What to work on:
Return every line below in which "caption" appears.

# Start of Supplied material

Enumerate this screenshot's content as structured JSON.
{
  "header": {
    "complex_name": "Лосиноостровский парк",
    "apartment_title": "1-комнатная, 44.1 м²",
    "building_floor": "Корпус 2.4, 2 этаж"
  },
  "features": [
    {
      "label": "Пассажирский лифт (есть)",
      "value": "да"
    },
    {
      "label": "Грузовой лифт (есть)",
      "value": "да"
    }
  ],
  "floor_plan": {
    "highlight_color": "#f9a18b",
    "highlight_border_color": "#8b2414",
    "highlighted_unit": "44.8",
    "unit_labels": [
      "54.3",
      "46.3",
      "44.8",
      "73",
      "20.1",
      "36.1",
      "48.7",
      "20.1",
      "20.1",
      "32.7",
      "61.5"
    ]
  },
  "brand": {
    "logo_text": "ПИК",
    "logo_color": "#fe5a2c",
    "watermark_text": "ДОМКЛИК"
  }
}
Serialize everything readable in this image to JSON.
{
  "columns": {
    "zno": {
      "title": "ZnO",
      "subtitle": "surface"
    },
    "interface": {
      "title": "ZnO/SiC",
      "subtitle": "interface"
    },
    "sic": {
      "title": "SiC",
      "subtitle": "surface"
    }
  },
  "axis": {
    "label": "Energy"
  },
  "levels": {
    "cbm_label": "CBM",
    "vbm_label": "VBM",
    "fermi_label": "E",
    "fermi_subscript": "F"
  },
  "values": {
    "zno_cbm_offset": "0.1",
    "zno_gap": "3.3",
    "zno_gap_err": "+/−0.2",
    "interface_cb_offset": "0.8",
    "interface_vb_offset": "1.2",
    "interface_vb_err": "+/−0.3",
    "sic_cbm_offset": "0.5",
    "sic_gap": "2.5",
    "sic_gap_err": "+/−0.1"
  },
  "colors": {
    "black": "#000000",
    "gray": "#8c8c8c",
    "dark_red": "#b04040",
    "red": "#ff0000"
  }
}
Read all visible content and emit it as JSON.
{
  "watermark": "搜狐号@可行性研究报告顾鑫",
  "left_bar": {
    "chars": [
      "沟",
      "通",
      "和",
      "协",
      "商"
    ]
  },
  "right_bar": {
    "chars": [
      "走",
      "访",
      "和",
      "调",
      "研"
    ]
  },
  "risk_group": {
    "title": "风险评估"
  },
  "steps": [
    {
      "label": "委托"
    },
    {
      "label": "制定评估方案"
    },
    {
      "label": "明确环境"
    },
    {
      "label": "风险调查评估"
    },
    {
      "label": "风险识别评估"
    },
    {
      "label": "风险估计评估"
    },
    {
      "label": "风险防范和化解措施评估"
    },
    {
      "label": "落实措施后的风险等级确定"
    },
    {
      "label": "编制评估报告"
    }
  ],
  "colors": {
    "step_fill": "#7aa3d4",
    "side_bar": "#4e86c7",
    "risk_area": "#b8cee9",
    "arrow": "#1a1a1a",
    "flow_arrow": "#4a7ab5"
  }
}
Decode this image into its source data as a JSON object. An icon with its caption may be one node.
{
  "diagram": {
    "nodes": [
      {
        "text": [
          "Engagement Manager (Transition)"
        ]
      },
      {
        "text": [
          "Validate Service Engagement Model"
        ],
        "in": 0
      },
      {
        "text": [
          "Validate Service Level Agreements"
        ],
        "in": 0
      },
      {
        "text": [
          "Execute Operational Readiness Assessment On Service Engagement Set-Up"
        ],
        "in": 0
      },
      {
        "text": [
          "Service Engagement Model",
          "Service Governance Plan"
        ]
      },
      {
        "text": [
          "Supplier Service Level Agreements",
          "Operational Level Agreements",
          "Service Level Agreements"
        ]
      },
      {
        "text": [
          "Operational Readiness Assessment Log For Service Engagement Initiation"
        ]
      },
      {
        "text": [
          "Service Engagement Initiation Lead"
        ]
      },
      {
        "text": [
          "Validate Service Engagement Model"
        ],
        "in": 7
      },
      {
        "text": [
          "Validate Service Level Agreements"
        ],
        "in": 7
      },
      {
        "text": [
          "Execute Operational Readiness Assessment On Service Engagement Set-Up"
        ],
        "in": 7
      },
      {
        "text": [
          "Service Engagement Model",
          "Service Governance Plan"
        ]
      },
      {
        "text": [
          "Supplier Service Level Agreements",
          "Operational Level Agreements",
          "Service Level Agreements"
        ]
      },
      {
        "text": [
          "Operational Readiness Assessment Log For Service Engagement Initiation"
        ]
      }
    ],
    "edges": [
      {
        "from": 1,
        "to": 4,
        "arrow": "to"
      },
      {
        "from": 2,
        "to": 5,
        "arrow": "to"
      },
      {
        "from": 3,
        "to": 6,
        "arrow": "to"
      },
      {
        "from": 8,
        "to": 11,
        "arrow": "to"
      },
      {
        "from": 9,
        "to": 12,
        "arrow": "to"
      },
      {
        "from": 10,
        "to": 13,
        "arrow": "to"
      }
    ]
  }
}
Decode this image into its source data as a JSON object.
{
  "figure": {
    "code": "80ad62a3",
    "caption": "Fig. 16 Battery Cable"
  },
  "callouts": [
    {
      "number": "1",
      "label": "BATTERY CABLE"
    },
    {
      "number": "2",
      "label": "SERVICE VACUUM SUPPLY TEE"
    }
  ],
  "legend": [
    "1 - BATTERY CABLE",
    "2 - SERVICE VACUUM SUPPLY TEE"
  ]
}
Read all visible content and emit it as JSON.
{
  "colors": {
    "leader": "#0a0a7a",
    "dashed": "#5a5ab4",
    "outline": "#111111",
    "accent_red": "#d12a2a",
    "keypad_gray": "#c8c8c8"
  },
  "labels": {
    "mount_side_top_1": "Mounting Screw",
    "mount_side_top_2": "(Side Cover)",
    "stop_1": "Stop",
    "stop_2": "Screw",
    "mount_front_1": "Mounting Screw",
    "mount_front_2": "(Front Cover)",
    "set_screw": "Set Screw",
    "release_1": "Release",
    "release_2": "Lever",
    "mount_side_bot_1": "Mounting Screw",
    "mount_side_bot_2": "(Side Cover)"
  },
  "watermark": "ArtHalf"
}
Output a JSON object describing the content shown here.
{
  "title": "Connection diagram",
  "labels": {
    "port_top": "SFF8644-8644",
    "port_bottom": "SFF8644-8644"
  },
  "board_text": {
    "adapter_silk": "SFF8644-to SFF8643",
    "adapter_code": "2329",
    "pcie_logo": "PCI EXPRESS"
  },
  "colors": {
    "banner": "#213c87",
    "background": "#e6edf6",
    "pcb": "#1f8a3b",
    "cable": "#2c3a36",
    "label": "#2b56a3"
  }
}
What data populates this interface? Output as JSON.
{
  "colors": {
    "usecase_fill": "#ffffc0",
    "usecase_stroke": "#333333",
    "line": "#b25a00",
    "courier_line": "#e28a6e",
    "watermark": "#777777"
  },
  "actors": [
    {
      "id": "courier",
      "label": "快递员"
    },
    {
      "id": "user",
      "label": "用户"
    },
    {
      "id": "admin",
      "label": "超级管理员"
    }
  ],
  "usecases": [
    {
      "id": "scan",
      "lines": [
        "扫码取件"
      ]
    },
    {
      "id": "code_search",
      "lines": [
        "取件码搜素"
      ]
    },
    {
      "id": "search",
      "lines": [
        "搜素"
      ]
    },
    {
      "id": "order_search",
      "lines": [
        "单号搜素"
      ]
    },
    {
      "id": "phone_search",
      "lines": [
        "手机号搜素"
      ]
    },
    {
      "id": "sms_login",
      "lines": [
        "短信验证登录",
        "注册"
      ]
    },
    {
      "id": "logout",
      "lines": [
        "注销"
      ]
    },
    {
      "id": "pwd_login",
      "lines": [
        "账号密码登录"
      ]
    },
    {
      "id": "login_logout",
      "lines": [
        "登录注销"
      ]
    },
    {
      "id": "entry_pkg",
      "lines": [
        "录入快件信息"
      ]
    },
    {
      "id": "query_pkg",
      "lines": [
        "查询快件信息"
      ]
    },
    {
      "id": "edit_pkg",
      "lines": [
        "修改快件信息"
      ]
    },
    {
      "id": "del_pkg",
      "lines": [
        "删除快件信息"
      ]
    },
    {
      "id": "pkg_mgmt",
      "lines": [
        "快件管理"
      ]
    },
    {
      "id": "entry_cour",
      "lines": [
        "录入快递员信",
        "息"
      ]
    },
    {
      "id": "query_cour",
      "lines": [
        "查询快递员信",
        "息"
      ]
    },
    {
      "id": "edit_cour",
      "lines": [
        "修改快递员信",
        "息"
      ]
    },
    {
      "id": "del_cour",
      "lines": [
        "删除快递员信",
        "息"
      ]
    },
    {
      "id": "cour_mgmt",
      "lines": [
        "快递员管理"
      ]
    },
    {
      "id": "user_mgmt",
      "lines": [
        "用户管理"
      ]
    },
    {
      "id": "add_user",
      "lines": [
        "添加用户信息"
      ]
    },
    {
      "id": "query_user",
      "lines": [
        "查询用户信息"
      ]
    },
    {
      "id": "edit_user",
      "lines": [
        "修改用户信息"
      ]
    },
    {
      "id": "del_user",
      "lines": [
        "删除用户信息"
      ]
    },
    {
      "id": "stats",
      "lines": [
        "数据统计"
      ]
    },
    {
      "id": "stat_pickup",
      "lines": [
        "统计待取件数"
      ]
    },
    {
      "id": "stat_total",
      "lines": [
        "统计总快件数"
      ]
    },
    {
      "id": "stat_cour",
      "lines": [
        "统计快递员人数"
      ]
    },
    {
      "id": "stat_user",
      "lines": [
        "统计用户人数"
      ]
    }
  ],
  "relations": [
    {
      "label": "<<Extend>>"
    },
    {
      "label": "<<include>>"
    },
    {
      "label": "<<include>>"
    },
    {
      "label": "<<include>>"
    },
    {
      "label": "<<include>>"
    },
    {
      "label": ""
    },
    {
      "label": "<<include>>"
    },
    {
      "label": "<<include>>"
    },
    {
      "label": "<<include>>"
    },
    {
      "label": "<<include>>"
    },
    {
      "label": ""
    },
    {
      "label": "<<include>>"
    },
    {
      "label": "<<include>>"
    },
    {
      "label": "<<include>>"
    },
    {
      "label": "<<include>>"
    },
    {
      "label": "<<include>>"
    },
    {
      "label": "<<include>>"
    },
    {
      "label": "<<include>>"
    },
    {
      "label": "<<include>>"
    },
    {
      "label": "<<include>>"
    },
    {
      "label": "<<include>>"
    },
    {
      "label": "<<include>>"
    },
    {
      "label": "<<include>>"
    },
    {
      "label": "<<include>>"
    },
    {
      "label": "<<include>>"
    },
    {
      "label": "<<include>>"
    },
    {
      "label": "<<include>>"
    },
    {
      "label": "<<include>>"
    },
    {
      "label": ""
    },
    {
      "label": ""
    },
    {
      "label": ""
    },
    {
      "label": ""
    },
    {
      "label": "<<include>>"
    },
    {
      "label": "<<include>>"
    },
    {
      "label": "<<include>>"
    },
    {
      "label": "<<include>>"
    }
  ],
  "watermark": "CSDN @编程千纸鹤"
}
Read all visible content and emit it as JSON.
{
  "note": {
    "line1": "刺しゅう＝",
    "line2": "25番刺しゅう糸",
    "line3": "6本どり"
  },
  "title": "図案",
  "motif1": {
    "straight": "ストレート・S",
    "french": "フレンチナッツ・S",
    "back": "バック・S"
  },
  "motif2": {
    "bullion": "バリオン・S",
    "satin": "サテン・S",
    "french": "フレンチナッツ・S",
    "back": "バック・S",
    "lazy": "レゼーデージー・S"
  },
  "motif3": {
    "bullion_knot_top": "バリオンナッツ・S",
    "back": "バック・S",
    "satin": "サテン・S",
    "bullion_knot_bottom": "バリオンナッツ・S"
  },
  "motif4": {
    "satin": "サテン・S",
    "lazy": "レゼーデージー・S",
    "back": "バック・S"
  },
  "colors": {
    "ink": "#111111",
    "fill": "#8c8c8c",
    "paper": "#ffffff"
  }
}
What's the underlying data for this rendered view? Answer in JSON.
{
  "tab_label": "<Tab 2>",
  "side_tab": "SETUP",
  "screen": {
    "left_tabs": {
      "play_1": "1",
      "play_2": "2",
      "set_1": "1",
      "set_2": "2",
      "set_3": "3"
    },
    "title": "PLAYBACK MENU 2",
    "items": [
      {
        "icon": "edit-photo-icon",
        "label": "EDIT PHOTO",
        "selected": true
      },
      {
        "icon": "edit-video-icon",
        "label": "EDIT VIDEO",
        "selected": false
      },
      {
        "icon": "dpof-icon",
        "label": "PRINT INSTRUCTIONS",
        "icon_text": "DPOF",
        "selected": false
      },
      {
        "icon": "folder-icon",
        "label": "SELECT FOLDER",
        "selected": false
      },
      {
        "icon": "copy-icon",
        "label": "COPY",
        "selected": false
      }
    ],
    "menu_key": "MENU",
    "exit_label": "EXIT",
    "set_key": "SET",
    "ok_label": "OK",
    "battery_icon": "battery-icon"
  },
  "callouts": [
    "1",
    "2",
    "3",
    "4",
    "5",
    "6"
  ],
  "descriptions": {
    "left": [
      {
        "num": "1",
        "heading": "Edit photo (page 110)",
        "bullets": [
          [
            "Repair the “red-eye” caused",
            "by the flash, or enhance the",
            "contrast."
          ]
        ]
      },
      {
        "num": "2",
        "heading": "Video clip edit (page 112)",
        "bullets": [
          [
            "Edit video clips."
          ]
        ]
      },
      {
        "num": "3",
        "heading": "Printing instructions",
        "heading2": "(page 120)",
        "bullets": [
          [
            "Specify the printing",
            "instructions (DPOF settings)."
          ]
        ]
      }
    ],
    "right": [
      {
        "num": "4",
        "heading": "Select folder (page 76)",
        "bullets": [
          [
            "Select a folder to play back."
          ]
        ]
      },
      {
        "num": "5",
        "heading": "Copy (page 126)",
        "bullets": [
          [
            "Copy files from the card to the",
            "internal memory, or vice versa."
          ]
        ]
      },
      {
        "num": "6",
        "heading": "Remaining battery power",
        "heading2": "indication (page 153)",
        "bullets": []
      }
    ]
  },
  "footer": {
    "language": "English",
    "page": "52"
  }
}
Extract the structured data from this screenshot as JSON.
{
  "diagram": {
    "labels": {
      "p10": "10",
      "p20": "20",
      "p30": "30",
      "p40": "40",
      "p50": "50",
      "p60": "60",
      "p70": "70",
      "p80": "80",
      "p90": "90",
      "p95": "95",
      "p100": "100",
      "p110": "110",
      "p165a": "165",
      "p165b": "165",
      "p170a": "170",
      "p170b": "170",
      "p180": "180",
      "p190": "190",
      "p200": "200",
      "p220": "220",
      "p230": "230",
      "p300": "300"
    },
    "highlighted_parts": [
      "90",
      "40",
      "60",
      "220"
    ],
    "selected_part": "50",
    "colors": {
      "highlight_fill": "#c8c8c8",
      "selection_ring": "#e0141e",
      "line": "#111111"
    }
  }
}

# End of Supplied material

Answer for this exercise:
Decode this image into its source data as a JSON object. An icon with its caption may be one node.
    "caption": "Fig. 16 Battery Cable"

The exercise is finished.